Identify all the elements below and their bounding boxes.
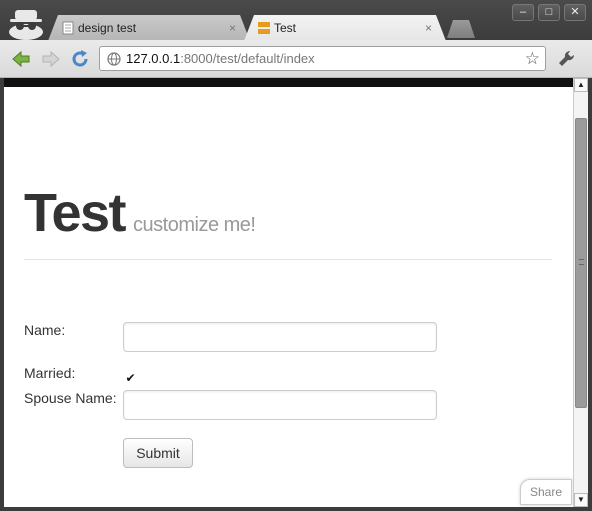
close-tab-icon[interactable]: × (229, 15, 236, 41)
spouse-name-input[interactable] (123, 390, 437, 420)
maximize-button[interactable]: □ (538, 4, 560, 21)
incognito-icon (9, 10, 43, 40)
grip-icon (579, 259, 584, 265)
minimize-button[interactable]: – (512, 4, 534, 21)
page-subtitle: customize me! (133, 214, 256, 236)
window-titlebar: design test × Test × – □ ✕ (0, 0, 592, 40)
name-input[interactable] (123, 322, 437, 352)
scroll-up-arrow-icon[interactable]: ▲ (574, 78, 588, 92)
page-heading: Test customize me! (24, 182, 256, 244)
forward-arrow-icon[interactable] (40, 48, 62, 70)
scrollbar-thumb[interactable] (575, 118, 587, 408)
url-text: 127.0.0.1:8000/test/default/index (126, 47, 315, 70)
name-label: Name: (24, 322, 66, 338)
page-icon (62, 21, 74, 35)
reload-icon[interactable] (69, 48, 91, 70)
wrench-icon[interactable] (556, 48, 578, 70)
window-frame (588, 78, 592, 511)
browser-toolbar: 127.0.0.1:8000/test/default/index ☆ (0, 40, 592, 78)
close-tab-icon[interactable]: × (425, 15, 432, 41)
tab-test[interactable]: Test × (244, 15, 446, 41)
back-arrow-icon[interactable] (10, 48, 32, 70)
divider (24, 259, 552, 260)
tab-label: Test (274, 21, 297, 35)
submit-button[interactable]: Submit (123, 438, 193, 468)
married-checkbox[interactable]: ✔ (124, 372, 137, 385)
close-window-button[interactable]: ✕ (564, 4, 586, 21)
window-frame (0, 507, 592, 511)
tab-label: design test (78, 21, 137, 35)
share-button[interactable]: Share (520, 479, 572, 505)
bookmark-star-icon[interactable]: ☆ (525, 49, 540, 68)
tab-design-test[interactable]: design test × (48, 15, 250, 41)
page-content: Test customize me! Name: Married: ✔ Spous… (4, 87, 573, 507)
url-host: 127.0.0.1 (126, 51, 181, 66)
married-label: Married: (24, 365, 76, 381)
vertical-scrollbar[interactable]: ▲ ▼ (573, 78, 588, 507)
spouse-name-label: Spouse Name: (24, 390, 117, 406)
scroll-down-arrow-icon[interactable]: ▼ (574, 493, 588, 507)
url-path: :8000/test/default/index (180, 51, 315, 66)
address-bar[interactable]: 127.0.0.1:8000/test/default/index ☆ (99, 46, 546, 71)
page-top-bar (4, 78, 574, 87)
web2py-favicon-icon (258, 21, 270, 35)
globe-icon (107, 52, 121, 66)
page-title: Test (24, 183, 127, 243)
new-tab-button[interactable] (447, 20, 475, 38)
※
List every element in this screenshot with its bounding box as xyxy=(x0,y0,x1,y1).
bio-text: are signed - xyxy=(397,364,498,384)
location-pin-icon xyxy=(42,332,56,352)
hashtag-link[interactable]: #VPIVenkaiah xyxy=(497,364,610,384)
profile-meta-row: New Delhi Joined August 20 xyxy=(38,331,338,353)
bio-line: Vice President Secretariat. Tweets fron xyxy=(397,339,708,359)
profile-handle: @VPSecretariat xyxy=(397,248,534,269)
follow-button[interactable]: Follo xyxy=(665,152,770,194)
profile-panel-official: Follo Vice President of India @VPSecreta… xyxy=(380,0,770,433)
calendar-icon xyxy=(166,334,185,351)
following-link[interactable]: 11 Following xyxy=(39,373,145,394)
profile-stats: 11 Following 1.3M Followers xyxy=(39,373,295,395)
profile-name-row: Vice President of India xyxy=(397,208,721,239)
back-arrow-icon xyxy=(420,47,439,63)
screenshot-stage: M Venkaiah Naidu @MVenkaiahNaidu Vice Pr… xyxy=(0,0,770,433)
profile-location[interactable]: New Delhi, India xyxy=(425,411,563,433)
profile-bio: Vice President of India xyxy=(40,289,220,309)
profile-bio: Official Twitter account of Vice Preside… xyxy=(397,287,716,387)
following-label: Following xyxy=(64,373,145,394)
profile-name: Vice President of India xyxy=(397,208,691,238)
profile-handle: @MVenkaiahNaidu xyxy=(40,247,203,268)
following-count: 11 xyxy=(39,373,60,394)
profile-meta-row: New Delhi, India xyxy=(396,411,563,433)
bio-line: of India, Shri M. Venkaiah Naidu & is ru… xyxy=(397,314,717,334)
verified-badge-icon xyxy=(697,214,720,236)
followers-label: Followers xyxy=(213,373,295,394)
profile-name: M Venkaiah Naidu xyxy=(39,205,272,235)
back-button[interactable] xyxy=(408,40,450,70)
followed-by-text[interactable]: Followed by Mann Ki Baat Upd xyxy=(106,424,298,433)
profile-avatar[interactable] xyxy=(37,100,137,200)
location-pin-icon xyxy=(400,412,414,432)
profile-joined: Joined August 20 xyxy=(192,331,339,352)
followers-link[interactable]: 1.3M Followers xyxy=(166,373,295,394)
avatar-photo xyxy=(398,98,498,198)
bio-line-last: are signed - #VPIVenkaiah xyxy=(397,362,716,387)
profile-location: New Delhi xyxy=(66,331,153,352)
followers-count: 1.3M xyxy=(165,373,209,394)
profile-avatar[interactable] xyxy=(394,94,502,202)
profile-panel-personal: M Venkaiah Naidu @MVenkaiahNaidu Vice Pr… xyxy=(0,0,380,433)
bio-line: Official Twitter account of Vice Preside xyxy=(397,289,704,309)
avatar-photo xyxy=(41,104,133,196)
※
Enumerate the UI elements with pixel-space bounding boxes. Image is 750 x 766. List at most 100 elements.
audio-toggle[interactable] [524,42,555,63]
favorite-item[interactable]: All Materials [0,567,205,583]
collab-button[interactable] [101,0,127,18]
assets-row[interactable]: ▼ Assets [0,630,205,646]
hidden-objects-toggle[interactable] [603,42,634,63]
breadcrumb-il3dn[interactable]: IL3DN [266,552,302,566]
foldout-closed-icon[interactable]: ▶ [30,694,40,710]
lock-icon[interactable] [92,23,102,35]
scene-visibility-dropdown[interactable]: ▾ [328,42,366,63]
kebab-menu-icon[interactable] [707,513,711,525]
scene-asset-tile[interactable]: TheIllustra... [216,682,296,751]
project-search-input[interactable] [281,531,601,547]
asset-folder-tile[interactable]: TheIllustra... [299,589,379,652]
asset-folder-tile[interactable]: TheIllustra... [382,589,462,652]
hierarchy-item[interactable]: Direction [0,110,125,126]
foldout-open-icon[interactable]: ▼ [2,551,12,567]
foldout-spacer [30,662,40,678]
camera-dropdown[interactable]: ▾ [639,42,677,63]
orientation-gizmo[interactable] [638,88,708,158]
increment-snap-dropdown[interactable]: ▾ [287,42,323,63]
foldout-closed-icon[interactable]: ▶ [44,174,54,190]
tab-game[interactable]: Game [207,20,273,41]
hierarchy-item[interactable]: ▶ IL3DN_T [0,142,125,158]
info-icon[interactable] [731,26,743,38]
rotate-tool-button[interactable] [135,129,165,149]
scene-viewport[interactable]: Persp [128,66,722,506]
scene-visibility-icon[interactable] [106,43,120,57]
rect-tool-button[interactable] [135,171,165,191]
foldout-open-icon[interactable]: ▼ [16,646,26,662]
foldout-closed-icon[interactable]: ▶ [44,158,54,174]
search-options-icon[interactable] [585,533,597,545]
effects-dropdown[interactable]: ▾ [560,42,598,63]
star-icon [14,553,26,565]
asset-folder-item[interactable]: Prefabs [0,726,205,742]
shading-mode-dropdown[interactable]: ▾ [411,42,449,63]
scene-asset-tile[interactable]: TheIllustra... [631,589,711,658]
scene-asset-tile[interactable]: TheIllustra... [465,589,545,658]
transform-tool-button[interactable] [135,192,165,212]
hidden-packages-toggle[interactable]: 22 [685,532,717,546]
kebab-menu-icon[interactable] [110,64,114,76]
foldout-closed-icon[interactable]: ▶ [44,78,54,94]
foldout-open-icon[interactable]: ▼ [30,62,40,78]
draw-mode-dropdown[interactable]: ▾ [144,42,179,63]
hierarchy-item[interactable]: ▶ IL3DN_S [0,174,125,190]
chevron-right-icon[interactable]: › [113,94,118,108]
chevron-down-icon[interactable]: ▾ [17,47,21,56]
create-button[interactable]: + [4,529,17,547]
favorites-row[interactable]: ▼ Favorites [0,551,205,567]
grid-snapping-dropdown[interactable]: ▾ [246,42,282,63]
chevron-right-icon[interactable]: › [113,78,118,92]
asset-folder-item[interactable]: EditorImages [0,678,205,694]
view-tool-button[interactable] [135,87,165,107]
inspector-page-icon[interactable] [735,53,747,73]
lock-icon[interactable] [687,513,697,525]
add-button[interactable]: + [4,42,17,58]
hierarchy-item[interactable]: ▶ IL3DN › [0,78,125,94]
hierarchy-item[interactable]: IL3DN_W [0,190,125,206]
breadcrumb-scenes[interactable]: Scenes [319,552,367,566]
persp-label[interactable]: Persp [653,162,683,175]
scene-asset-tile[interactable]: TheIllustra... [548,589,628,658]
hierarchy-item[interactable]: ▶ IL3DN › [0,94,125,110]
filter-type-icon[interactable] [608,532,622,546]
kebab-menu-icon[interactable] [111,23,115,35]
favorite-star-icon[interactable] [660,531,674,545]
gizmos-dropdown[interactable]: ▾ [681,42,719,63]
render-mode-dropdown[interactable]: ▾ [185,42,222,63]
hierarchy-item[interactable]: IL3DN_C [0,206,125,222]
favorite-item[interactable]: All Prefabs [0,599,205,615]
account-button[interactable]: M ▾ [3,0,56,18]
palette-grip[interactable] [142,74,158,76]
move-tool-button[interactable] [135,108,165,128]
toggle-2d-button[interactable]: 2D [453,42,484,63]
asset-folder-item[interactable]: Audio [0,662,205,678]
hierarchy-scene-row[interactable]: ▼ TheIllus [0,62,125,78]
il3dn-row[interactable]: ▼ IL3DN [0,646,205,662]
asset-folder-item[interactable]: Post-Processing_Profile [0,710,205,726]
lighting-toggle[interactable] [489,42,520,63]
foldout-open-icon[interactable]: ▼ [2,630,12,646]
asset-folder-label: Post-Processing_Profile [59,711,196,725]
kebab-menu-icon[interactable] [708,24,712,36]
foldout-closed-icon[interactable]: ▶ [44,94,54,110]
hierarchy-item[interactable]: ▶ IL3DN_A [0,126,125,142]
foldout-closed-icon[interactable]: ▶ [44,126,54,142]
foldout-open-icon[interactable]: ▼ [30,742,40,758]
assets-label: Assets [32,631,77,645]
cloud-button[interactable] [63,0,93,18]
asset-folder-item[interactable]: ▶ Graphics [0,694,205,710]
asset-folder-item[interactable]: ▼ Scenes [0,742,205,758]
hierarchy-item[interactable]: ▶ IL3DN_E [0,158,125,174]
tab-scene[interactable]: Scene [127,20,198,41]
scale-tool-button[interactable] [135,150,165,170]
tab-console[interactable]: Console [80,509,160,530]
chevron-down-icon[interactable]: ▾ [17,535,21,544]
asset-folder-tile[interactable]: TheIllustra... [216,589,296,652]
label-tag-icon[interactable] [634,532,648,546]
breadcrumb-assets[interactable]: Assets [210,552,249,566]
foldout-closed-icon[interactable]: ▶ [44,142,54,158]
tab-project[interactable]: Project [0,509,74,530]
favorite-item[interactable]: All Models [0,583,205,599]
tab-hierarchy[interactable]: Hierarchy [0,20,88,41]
※
> WHAT YOU HAVE TO DO
Render the data from the line containing "Enumerate the UI" up to and including the line containing "foldout-spacer [30,662,40,678]" as a numbered list, skipping any blank lines.

> EXERCISE OUTPUT
1. Enumerate the UI elements with pixel-space bounding boxes. Image is 750 x 766. List at most 100 elements.
2. audio-toggle[interactable] [524,42,555,63]
3. favorite-item[interactable]: All Materials [0,567,205,583]
4. collab-button[interactable] [101,0,127,18]
5. assets-row[interactable]: ▼ Assets [0,630,205,646]
6. hidden-objects-toggle[interactable] [603,42,634,63]
7. breadcrumb-il3dn[interactable]: IL3DN [266,552,302,566]
8. foldout-closed-icon[interactable]: ▶ [30,694,40,710]
9. lock-icon[interactable] [92,23,102,35]
10. scene-visibility-dropdown[interactable]: ▾ [328,42,366,63]
11. kebab-menu-icon[interactable] [707,513,711,525]
12. scene-asset-tile[interactable]: TheIllustra... [216,682,296,751]
13. project-search-input[interactable] [281,531,601,547]
14. asset-folder-tile[interactable]: TheIllustra... [299,589,379,652]
15. asset-folder-tile[interactable]: TheIllustra... [382,589,462,652]
16. hierarchy-item[interactable]: Direction [0,110,125,126]
17. foldout-open-icon[interactable]: ▼ [2,551,12,567]
18. foldout-spacer [30,662,40,678]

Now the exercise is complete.